-- PROBLEM STATEMENT --
Copy each line of the material below that includes the string "このエフェクトは".
☆ ☆ ☆
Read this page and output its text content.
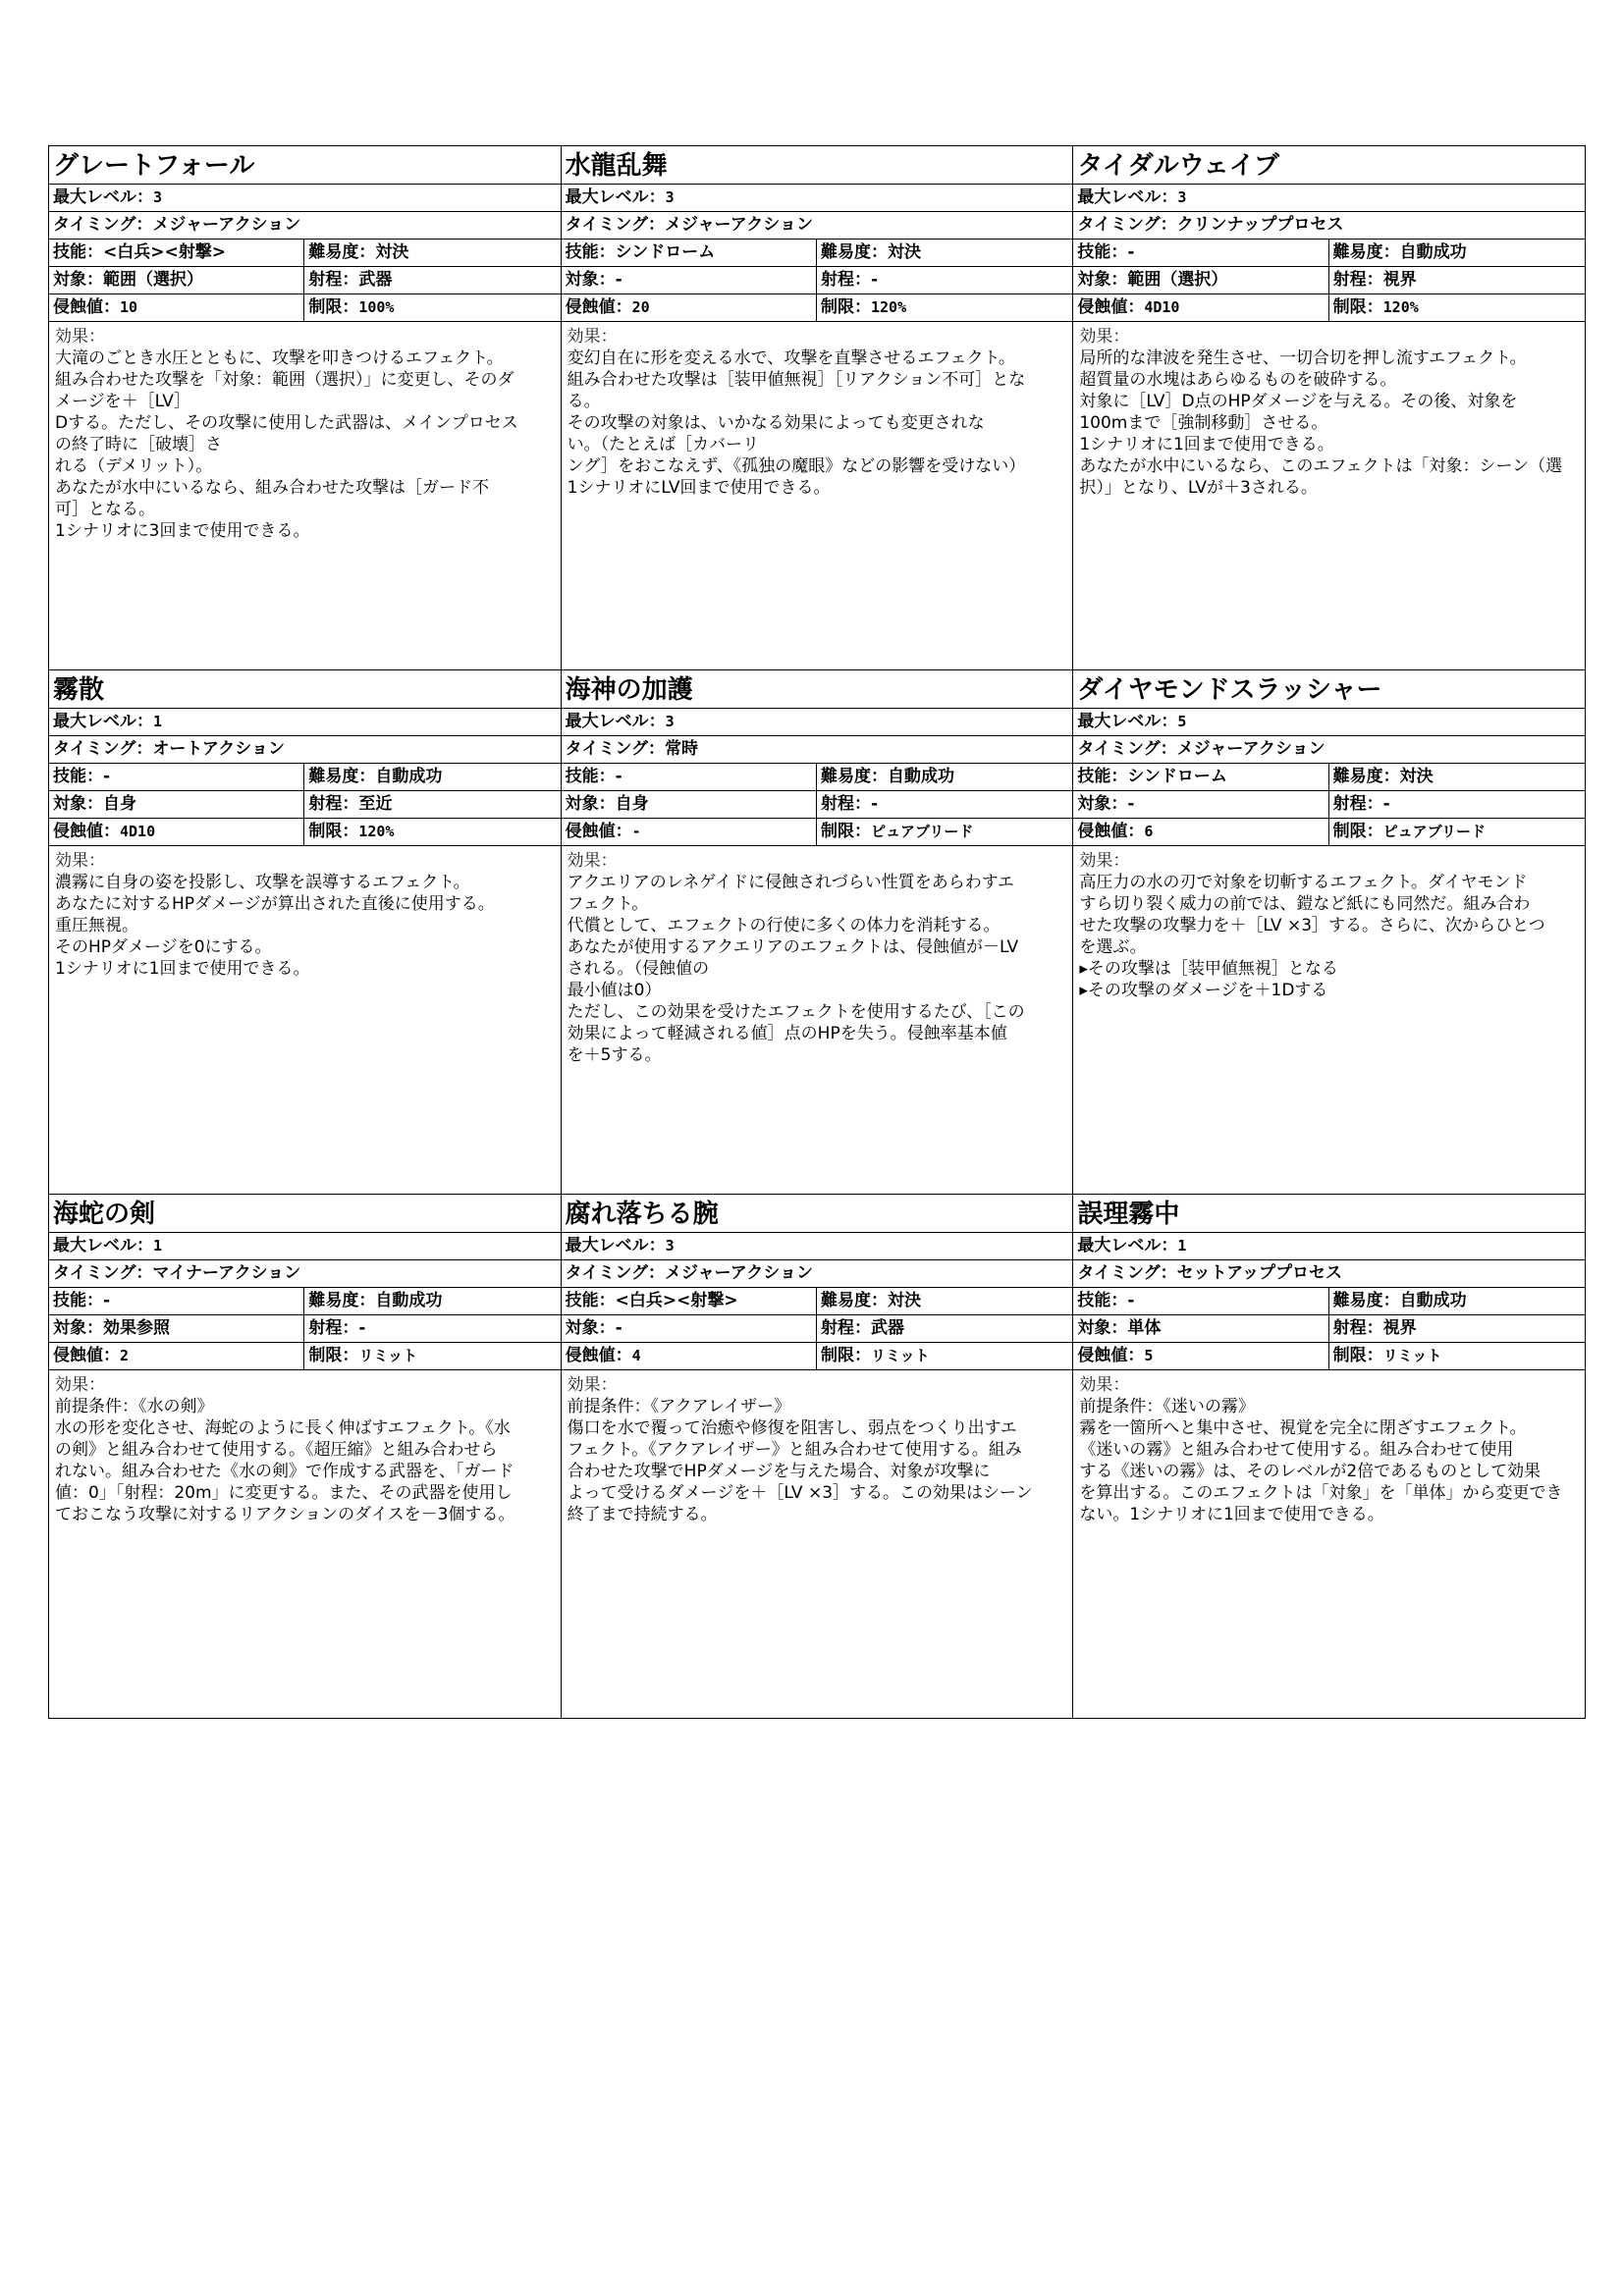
グレートフォール
最大レベル：3
タイミング：メジャーアクション
技能：<白兵><射撃>	難易度：対決
対象：範囲（選択）	射程：武器
侵蝕値：10	制限：100%
効果：
大滝のごとき水圧とともに、攻撃を叩きつけるエフェクト。
組み合わせた攻撃を「対象：範囲（選択）」に変更し、そのダ
メージを＋［LV］
Dする。ただし、その攻撃に使用した武器は、メインプロセス
の終了時に［破壊］さ
れる（デメリット）。
あなたが水中にいるなら、組み合わせた攻撃は［ガード不
可］となる。
1シナリオに3回まで使用できる。
水龍乱舞
最大レベル：3
タイミング：メジャーアクション
技能：シンドローム	難易度：対決
対象：-	射程：-
侵蝕値：20	制限：120%
効果：
変幻自在に形を変える水で、攻撃を直撃させるエフェクト。
組み合わせた攻撃は［装甲値無視］［リアクション不可］とな
る。
その攻撃の対象は、いかなる効果によっても変更されな
い。（たとえば［カバーリ
ング］をおこなえず、《孤独の魔眼》などの影響を受けない）
1シナリオにLV回まで使用できる。
タイダルウェイブ
最大レベル：3
タイミング：クリンナッププロセス
技能：-	難易度：自動成功
対象：範囲（選択）	射程：視界
侵蝕値：4D10	制限：120%
効果：
局所的な津波を発生させ、一切合切を押し流すエフェクト。
超質量の水塊はあらゆるものを破砕する。
対象に［LV］D点のHPダメージを与える。その後、対象を
100mまで［強制移動］させる。
1シナリオに1回まで使用できる。
あなたが水中にいるなら、このエフェクトは「対象：シーン（選
択）」となり、LVが＋3される。
霧散
最大レベル：1
タイミング：オートアクション
技能：-	難易度：自動成功
対象：自身	射程：至近
侵蝕値：4D10	制限：120%
効果：
濃霧に自身の姿を投影し、攻撃を誤導するエフェクト。
あなたに対するHPダメージが算出された直後に使用する。
重圧無視。
そのHPダメージを0にする。
1シナリオに1回まで使用できる。
海神の加護
最大レベル：3
タイミング：常時
技能：-	難易度：自動成功
対象：自身	射程：-
侵蝕値：-	制限：ピュアブリード
効果：
アクエリアのレネゲイドに侵蝕されづらい性質をあらわすエ
フェクト。
代償として、エフェクトの行使に多くの体力を消耗する。
あなたが使用するアクエリアのエフェクトは、侵蝕値が－LV
される。（侵蝕値の
最小値は0）
ただし、この効果を受けたエフェクトを使用するたび、［この
効果によって軽減される値］点のHPを失う。侵蝕率基本値
を＋5する。
ダイヤモンドスラッシャー
最大レベル：5
タイミング：メジャーアクション
技能：シンドローム	難易度：対決
対象：-	射程：-
侵蝕値：6	制限：ピュアブリード
効果：
高圧力の水の刃で対象を切斬するエフェクト。ダイヤモンド
すら切り裂く威力の前では、鎧など紙にも同然だ。組み合わ
せた攻撃の攻撃力を＋［LV ×3］する。さらに、次からひとつ
を選ぶ。
▸その攻撃は［装甲値無視］となる
▸その攻撃のダメージを＋1Dする
海蛇の剣
最大レベル：1
タイミング：マイナーアクション
技能：-	難易度：自動成功
対象：効果参照	射程：-
侵蝕値：2	制限：リミット
効果：
前提条件：《水の剣》
水の形を変化させ、海蛇のように長く伸ばすエフェクト。《水
の剣》と組み合わせて使用する。《超圧縮》と組み合わせら
れない。組み合わせた《水の剣》で作成する武器を、「ガード
値：0」「射程：20m」に変更する。また、その武器を使用し
ておこなう攻撃に対するリアクションのダイスを－3個する。
腐れ落ちる腕
最大レベル：3
タイミング：メジャーアクション
技能：<白兵><射撃>	難易度：対決
対象：-	射程：武器
侵蝕値：4	制限：リミット
効果：
前提条件：《アクアレイザー》
傷口を水で覆って治癒や修復を阻害し、弱点をつくり出すエ
フェクト。《アクアレイザー》と組み合わせて使用する。組み
合わせた攻撃でHPダメージを与えた場合、対象が攻撃に
よって受けるダメージを＋［LV ×3］する。この効果はシーン
終了まで持続する。
誤理霧中
最大レベル：1
タイミング：セットアッププロセス
技能：-	難易度：自動成功
対象：単体	射程：視界
侵蝕値：5	制限：リミット
効果：
前提条件：《迷いの霧》
霧を一箇所へと集中させ、視覚を完全に閉ざすエフェクト。
《迷いの霧》と組み合わせて使用する。組み合わせて使用
する《迷いの霧》は、そのレベルが2倍であるものとして効果
を算出する。このエフェクトは「対象」を「単体」から変更でき
ない。1シナリオに1回まで使用できる。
☆ ☆ ☆
-- ANSWER TO THE PROBLEM --
あなたが水中にいるなら、このエフェクトは「対象：シーン（選
を算出する。このエフェクトは「対象」を「単体」から変更でき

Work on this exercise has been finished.